- _Recorded data_
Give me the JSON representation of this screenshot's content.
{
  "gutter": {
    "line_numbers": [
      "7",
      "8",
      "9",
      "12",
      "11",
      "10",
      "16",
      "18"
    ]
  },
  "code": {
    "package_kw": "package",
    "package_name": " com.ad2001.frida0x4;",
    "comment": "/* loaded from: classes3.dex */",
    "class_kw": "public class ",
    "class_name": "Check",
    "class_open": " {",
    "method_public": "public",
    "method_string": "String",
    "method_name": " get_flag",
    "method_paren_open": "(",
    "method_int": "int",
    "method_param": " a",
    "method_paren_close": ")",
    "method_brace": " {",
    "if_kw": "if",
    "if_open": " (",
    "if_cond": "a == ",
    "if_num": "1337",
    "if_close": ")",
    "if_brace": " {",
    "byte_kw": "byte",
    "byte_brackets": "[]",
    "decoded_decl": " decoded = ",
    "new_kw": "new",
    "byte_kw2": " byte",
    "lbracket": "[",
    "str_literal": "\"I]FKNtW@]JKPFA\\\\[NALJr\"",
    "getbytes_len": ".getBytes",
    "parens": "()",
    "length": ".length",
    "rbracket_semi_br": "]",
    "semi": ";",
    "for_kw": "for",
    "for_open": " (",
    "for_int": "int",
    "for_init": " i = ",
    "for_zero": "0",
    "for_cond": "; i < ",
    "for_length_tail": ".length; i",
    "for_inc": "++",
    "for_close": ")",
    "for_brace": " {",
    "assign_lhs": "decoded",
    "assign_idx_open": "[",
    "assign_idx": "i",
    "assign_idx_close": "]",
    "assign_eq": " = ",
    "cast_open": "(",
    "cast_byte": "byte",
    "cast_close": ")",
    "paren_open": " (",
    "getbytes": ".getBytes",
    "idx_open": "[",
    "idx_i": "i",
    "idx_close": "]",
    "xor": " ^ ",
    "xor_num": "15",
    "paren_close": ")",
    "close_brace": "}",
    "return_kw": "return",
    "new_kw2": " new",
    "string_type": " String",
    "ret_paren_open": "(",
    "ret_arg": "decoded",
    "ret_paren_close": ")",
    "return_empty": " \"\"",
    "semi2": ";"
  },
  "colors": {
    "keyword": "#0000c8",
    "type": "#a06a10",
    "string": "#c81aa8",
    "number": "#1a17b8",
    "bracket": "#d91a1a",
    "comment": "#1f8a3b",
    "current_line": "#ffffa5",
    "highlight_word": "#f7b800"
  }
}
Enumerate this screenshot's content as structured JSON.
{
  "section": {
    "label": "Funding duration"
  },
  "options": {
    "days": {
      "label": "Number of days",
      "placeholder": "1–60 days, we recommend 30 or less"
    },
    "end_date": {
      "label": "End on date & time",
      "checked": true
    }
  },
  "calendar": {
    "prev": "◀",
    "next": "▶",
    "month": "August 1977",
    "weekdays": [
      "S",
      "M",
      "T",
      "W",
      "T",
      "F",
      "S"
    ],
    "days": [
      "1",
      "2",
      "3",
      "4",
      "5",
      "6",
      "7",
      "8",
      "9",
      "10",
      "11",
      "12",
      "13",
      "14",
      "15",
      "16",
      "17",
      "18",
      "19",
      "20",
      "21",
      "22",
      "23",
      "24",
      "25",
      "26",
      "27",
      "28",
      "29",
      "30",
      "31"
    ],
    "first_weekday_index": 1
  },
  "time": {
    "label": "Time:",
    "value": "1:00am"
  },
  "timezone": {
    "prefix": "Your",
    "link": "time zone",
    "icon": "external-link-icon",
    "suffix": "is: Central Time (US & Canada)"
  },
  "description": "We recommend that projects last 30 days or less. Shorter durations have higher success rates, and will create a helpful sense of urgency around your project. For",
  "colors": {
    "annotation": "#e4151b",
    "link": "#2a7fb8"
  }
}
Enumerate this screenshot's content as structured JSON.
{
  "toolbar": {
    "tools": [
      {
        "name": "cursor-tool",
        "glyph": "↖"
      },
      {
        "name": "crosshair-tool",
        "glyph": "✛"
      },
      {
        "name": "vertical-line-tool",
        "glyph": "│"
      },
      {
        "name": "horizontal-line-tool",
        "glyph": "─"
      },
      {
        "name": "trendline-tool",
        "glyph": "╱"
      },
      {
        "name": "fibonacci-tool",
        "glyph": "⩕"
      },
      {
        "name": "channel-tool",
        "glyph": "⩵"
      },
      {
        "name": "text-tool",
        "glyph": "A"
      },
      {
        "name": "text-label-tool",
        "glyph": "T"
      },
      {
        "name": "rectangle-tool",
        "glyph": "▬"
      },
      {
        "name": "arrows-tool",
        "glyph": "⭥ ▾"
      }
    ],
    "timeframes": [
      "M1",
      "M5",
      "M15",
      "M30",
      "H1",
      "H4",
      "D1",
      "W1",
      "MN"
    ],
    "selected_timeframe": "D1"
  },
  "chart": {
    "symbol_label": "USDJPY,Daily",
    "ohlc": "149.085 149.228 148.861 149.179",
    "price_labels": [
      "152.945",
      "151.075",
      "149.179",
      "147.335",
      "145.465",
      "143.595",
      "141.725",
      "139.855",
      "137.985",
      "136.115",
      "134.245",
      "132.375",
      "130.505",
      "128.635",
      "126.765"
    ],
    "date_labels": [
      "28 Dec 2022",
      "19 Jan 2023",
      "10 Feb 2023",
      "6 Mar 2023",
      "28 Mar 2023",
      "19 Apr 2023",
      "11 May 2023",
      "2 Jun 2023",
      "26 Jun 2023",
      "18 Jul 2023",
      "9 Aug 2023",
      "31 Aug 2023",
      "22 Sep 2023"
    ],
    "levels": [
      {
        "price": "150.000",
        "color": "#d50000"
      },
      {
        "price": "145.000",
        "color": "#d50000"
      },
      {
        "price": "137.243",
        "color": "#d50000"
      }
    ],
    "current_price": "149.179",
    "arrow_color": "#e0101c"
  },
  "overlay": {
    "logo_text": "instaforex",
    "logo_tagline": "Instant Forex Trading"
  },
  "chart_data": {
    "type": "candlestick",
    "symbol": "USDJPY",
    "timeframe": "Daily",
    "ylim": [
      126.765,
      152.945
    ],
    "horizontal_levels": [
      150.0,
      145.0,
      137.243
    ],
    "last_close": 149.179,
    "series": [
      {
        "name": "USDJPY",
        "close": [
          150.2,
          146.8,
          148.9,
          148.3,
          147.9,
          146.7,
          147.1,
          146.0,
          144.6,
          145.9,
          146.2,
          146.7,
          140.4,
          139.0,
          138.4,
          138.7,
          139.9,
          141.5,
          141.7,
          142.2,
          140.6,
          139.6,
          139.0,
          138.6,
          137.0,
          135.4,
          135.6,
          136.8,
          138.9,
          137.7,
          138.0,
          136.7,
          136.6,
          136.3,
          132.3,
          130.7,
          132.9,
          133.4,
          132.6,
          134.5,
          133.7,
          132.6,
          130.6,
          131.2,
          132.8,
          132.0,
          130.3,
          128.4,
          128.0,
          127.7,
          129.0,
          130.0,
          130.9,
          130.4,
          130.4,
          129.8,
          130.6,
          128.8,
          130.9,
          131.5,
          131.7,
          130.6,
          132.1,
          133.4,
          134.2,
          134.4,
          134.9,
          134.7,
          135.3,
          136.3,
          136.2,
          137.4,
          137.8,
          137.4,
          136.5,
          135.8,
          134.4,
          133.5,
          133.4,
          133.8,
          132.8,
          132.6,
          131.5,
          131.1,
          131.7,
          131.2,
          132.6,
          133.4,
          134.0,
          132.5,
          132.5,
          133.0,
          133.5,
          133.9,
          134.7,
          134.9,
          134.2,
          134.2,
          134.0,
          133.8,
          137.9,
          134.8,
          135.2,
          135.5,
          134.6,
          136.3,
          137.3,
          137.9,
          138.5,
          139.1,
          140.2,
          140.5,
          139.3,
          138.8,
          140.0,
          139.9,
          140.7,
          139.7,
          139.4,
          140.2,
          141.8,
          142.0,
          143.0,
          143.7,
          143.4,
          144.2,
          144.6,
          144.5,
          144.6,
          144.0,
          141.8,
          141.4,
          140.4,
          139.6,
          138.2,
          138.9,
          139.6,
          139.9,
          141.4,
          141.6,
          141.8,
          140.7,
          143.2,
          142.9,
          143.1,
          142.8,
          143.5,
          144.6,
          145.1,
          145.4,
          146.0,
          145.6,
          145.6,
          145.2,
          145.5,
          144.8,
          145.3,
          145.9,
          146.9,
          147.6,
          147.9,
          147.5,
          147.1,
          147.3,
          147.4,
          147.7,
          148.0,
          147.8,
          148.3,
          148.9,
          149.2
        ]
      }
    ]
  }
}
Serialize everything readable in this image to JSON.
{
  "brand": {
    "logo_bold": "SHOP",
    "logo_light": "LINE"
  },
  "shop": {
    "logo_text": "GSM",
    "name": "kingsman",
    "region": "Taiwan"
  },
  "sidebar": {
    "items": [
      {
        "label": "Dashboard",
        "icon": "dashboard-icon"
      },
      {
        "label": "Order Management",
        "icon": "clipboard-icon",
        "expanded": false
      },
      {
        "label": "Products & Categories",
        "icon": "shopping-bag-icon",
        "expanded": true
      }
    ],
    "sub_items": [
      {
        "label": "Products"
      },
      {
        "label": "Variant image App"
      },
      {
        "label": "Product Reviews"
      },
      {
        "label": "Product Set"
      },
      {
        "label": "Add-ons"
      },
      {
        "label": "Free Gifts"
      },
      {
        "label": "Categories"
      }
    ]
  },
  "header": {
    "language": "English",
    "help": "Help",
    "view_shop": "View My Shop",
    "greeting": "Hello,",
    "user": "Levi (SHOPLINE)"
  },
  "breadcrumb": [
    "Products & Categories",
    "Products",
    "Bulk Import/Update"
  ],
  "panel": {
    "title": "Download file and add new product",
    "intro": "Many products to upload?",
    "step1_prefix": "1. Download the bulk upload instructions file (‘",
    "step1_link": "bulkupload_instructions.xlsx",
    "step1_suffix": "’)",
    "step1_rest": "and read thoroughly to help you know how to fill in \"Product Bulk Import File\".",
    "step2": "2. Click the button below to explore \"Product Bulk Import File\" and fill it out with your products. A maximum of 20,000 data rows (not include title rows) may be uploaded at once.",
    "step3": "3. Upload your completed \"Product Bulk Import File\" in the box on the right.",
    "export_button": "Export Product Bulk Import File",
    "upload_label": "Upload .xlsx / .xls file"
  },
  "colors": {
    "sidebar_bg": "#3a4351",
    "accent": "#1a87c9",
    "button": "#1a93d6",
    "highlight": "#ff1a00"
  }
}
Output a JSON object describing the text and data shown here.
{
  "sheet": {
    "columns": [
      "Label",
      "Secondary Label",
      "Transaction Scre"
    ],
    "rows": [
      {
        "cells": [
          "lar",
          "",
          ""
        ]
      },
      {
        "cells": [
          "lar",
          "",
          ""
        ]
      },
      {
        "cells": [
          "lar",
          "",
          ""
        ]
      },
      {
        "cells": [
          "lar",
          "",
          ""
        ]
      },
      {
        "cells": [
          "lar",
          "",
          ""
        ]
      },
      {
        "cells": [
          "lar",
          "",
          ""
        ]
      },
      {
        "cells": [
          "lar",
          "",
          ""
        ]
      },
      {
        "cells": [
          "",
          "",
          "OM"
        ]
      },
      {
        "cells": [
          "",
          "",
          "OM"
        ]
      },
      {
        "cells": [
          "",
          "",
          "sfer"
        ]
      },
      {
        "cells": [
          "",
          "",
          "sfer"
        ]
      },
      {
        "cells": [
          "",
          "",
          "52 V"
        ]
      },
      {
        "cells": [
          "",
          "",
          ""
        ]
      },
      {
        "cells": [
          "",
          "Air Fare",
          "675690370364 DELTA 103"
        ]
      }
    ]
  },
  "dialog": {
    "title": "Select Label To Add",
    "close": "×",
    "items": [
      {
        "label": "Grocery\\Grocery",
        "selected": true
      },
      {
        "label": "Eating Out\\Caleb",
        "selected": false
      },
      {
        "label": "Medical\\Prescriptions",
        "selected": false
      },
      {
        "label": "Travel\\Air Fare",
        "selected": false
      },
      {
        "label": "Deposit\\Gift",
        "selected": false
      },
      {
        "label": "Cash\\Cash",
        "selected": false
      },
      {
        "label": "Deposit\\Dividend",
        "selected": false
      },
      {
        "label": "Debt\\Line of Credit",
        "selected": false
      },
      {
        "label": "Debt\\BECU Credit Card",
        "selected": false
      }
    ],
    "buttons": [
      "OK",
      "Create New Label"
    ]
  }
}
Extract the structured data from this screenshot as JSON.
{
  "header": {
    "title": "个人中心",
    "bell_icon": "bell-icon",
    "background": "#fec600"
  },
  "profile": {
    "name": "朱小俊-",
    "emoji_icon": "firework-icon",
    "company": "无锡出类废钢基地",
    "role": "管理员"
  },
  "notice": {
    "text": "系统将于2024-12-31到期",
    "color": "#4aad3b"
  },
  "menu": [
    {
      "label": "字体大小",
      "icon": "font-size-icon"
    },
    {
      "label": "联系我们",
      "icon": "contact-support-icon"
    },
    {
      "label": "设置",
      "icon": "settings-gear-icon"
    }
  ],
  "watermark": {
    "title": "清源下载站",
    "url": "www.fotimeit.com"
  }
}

- _What the exercise asks_
Write out again, unchanged, every line from the line containing "Extract the structured" to the final line of the material above.

- _Result of the task_
Extract the structured data from this screenshot as JSON.
{
  "header": {
    "title": "个人中心",
    "bell_icon": "bell-icon",
    "background": "#fec600"
  },
  "profile": {
    "name": "朱小俊-",
    "emoji_icon": "firework-icon",
    "company": "无锡出类废钢基地",
    "role": "管理员"
  },
  "notice": {
    "text": "系统将于2024-12-31到期",
    "color": "#4aad3b"
  },
  "menu": [
    {
      "label": "字体大小",
      "icon": "font-size-icon"
    },
    {
      "label": "联系我们",
      "icon": "contact-support-icon"
    },
    {
      "label": "设置",
      "icon": "settings-gear-icon"
    }
  ],
  "watermark": {
    "title": "清源下载站",
    "url": "www.fotimeit.com"
  }
}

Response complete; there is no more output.